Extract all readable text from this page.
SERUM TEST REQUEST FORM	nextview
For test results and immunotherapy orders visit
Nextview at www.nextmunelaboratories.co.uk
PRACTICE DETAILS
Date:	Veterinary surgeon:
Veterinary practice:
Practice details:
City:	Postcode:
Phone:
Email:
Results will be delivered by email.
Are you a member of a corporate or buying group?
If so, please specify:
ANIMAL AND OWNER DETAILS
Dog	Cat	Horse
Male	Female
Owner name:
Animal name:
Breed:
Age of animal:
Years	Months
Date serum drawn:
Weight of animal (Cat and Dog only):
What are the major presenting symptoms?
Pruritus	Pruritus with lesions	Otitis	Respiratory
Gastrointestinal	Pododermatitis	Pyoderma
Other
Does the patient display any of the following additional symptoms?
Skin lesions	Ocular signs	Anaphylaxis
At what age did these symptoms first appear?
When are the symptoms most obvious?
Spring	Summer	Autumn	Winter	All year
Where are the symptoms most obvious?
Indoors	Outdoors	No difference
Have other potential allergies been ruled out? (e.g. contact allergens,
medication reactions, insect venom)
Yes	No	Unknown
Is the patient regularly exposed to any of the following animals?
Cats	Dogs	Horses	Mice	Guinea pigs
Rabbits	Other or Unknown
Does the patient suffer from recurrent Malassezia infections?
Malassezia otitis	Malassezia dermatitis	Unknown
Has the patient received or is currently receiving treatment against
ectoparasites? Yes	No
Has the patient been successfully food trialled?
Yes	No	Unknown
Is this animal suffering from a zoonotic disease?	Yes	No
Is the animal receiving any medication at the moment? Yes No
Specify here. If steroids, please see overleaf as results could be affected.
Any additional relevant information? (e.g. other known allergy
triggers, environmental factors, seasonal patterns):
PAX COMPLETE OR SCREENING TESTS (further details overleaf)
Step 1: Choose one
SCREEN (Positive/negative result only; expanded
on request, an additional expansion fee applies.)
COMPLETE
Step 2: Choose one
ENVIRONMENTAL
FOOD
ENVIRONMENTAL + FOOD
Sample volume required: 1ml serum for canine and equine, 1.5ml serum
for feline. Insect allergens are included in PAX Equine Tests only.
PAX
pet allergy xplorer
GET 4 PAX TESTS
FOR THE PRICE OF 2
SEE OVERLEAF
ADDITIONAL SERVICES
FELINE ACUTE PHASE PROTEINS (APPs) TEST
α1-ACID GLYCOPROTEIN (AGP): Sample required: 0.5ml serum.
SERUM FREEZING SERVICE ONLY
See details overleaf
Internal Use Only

* What you will do:
The task requires that all the material be restated word for word.

* Written solution:
Extract all readable text from this page.
SERUM TEST REQUEST FORM	nextview
For test results and immunotherapy orders visit
Nextview at www.nextmunelaboratories.co.uk
PRACTICE DETAILS
Date:	Veterinary surgeon:
Veterinary practice:
Practice details:
City:	Postcode:
Phone:
Email:
Results will be delivered by email.
Are you a member of a corporate or buying group?
If so, please specify:
ANIMAL AND OWNER DETAILS
Dog	Cat	Horse
Male	Female
Owner name:
Animal name:
Breed:
Age of animal:
Years	Months
Date serum drawn:
Weight of animal (Cat and Dog only):
What are the major presenting symptoms?
Pruritus	Pruritus with lesions	Otitis	Respiratory
Gastrointestinal	Pododermatitis	Pyoderma
Other
Does the patient display any of the following additional symptoms?
Skin lesions	Ocular signs	Anaphylaxis
At what age did these symptoms first appear?
When are the symptoms most obvious?
Spring	Summer	Autumn	Winter	All year
Where are the symptoms most obvious?
Indoors	Outdoors	No difference
Have other potential allergies been ruled out? (e.g. contact allergens,
medication reactions, insect venom)
Yes	No	Unknown
Is the patient regularly exposed to any of the following animals?
Cats	Dogs	Horses	Mice	Guinea pigs
Rabbits	Other or Unknown
Does the patient suffer from recurrent Malassezia infections?
Malassezia otitis	Malassezia dermatitis	Unknown
Has the patient received or is currently receiving treatment against
ectoparasites? Yes	No
Has the patient been successfully food trialled?
Yes	No	Unknown
Is this animal suffering from a zoonotic disease?	Yes	No
Is the animal receiving any medication at the moment? Yes No
Specify here. If steroids, please see overleaf as results could be affected.
Any additional relevant information? (e.g. other known allergy
triggers, environmental factors, seasonal patterns):
PAX COMPLETE OR SCREENING TESTS (further details overleaf)
Step 1: Choose one
SCREEN (Positive/negative result only; expanded
on request, an additional expansion fee applies.)
COMPLETE
Step 2: Choose one
ENVIRONMENTAL
FOOD
ENVIRONMENTAL + FOOD
Sample volume required: 1ml serum for canine and equine, 1.5ml serum
for feline. Insect allergens are included in PAX Equine Tests only.
PAX
pet allergy xplorer
GET 4 PAX TESTS
FOR THE PRICE OF 2
SEE OVERLEAF
ADDITIONAL SERVICES
FELINE ACUTE PHASE PROTEINS (APPs) TEST
α1-ACID GLYCOPROTEIN (AGP): Sample required: 0.5ml serum.
SERUM FREEZING SERVICE ONLY
See details overleaf
Internal Use Only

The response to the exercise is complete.